Source records ::
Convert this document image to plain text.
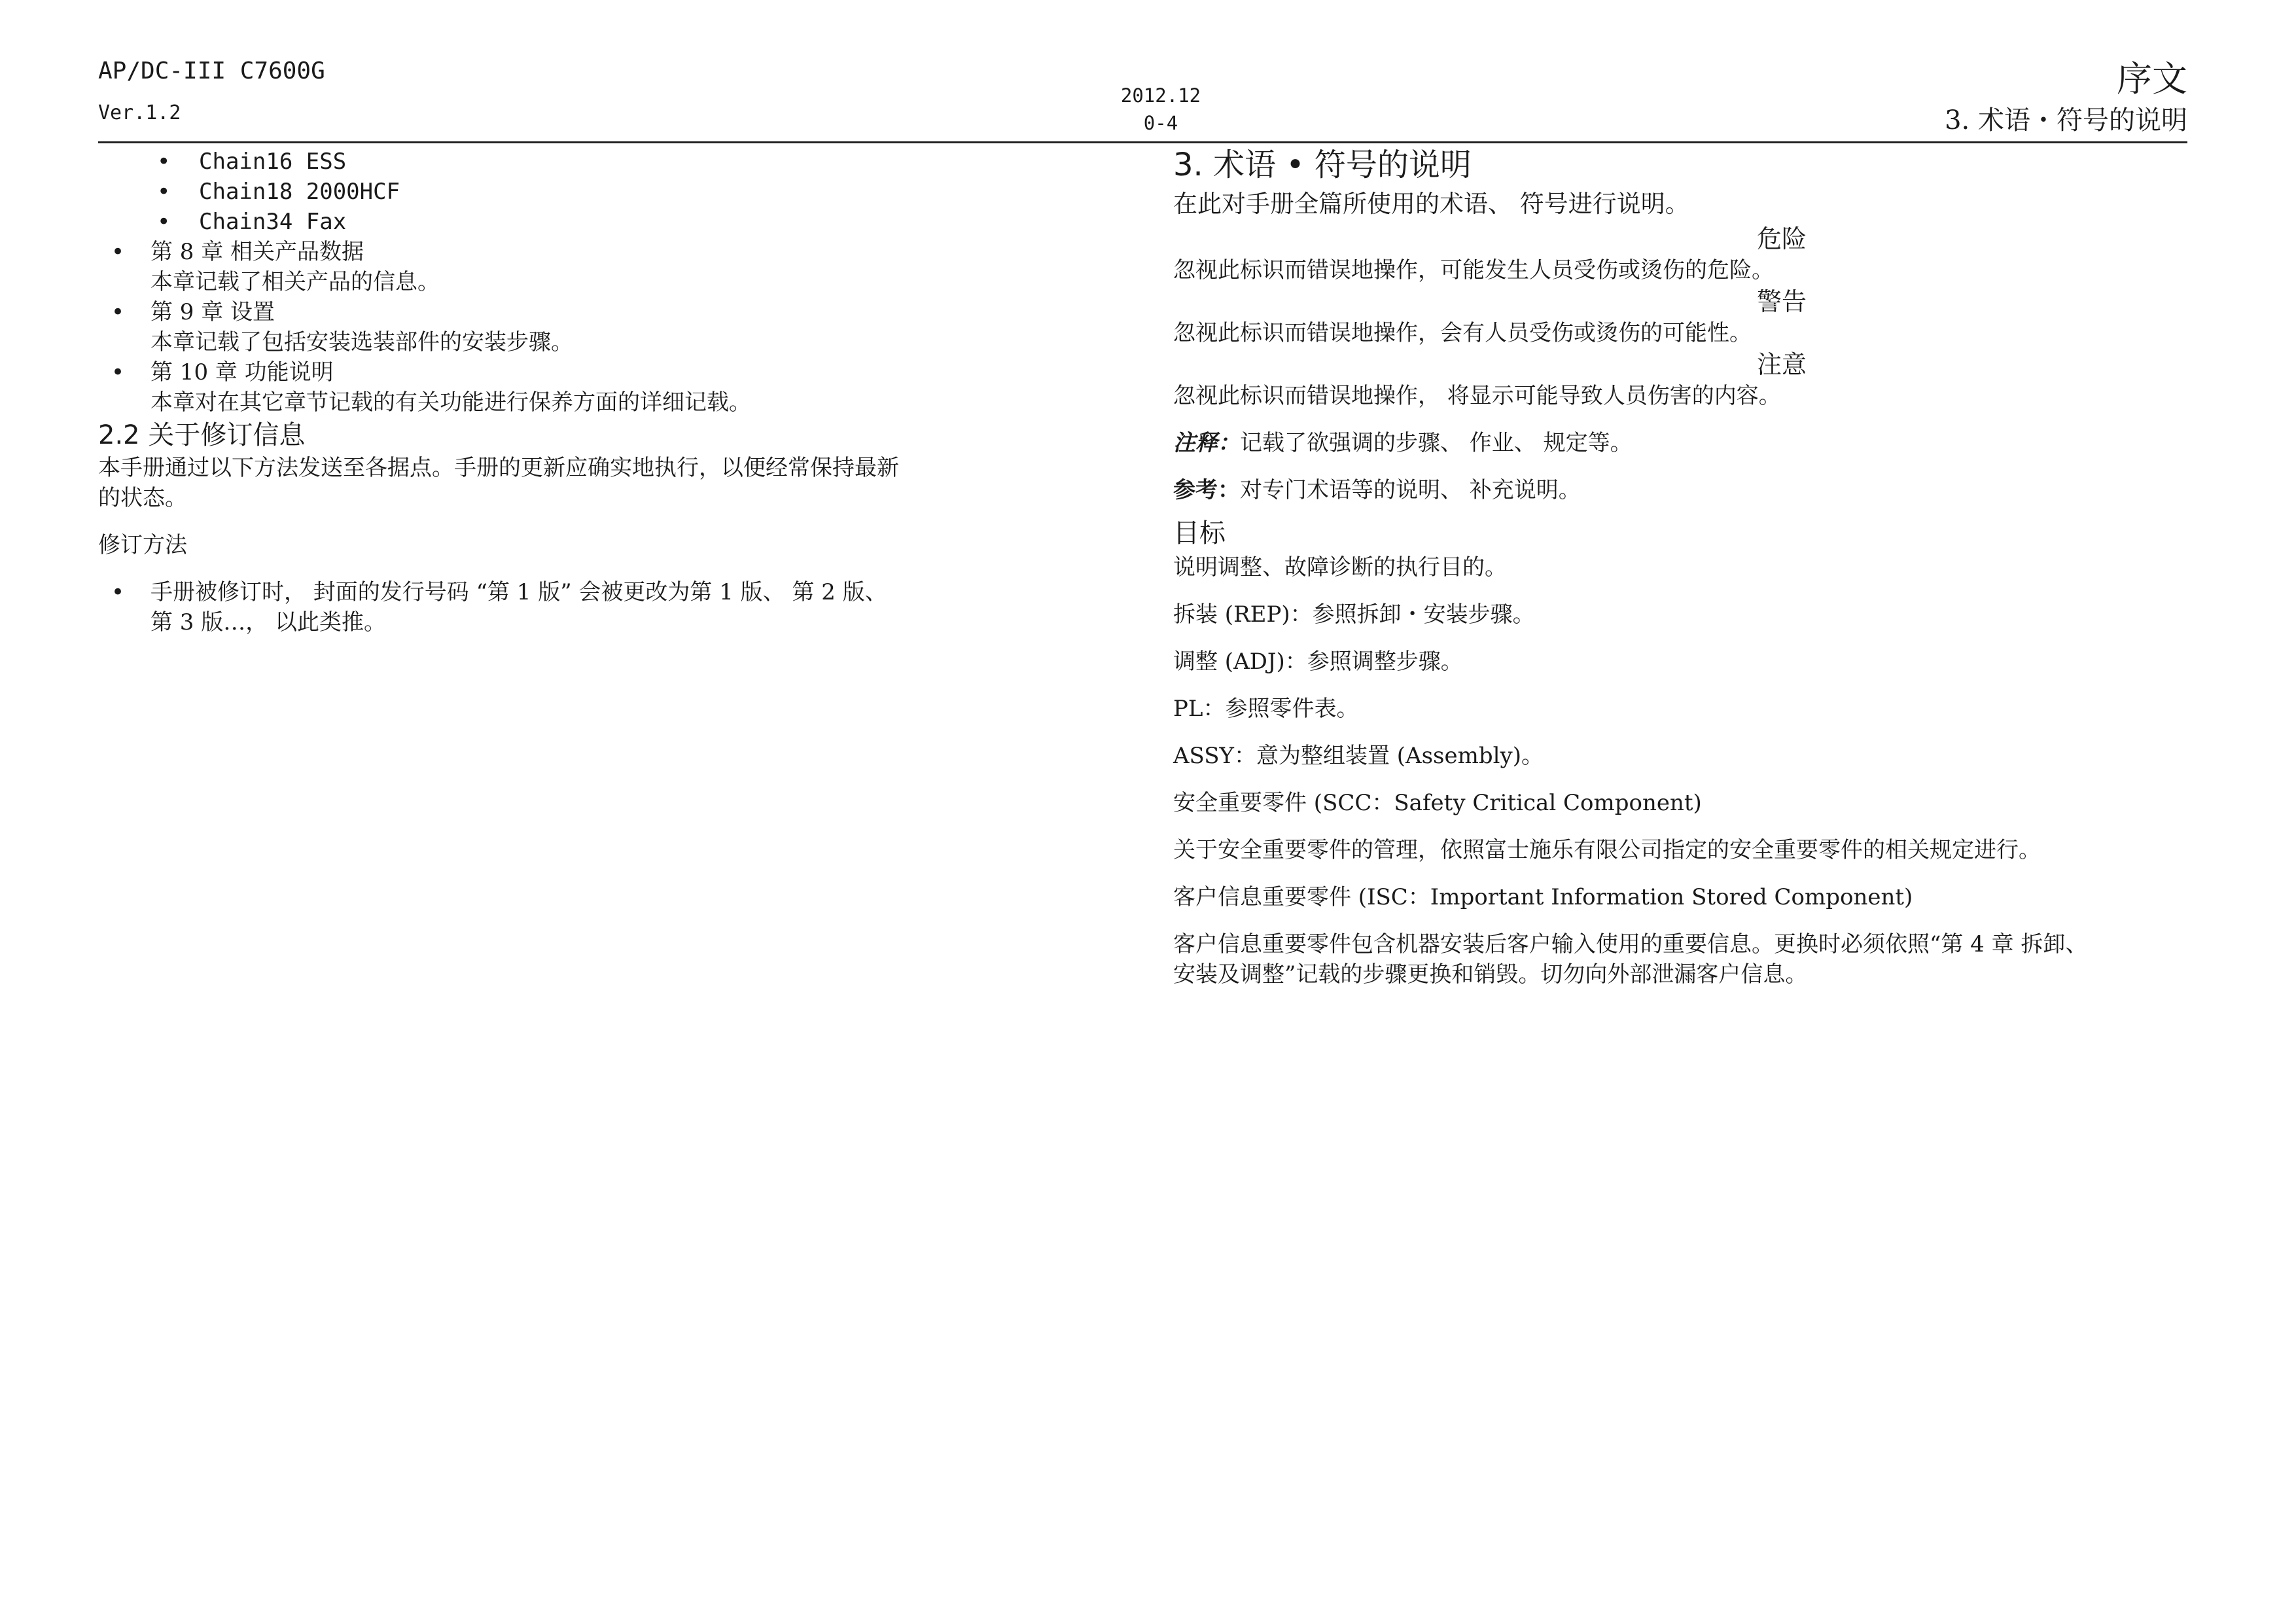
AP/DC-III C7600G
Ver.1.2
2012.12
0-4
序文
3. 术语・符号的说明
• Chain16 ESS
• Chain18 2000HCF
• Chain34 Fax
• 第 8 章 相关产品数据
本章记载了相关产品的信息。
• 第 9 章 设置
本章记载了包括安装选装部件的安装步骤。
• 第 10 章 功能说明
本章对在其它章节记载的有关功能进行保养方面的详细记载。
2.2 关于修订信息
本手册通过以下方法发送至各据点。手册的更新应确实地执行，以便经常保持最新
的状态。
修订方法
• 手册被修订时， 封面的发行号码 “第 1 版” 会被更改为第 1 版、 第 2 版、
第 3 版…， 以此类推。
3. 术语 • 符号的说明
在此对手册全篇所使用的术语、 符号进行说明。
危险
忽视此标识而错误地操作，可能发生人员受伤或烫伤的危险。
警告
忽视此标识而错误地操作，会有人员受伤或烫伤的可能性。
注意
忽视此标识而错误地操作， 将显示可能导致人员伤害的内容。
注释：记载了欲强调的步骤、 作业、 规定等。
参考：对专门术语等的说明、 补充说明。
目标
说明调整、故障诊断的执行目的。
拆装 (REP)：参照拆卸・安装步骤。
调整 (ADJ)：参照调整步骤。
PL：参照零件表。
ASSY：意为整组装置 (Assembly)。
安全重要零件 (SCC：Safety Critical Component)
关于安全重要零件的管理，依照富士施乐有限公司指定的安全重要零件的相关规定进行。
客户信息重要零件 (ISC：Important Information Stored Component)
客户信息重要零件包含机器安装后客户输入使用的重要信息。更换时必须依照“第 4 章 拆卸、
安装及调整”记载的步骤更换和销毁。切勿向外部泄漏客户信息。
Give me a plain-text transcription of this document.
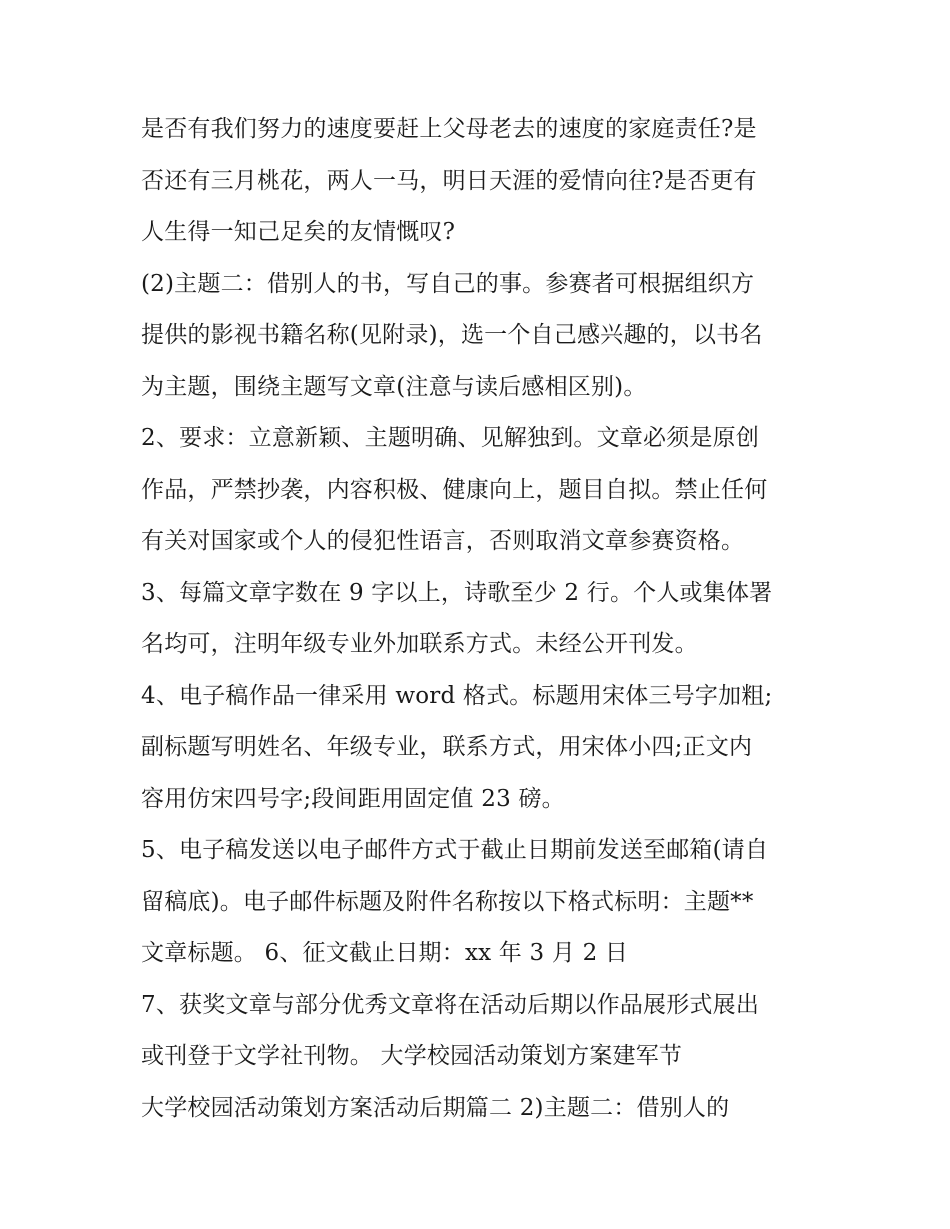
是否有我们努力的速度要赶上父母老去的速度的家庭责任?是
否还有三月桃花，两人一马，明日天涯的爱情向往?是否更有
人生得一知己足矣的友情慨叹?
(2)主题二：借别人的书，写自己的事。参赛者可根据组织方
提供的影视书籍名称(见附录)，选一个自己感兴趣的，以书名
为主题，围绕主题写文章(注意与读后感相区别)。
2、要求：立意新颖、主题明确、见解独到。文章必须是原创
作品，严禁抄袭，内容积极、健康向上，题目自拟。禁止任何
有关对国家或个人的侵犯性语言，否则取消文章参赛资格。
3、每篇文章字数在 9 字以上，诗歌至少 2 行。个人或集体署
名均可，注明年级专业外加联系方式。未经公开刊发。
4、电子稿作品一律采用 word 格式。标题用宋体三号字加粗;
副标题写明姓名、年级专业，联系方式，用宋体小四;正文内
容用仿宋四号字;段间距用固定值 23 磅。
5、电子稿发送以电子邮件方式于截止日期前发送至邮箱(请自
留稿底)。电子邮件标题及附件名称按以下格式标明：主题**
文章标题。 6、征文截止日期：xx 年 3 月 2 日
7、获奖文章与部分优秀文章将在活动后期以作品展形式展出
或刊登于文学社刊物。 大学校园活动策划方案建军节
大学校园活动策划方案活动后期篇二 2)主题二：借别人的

Task brief :: Beginning at the line that contains "Give me a plain-text", retype each line of the data above through the very last one. Do not retype the pictures.

Completed exercise ::
Give me a plain-text transcription of this document.
是否有我们努力的速度要赶上父母老去的速度的家庭责任?是
否还有三月桃花，两人一马，明日天涯的爱情向往?是否更有
人生得一知己足矣的友情慨叹?
(2)主题二：借别人的书，写自己的事。参赛者可根据组织方
提供的影视书籍名称(见附录)，选一个自己感兴趣的，以书名
为主题，围绕主题写文章(注意与读后感相区别)。
2、要求：立意新颖、主题明确、见解独到。文章必须是原创
作品，严禁抄袭，内容积极、健康向上，题目自拟。禁止任何
有关对国家或个人的侵犯性语言，否则取消文章参赛资格。
3、每篇文章字数在 9 字以上，诗歌至少 2 行。个人或集体署
名均可，注明年级专业外加联系方式。未经公开刊发。
4、电子稿作品一律采用 word 格式。标题用宋体三号字加粗;
副标题写明姓名、年级专业，联系方式，用宋体小四;正文内
容用仿宋四号字;段间距用固定值 23 磅。
5、电子稿发送以电子邮件方式于截止日期前发送至邮箱(请自
留稿底)。电子邮件标题及附件名称按以下格式标明：主题**
文章标题。 6、征文截止日期：xx 年 3 月 2 日
7、获奖文章与部分优秀文章将在活动后期以作品展形式展出
或刊登于文学社刊物。 大学校园活动策划方案建军节
大学校园活动策划方案活动后期篇二 2)主题二：借别人的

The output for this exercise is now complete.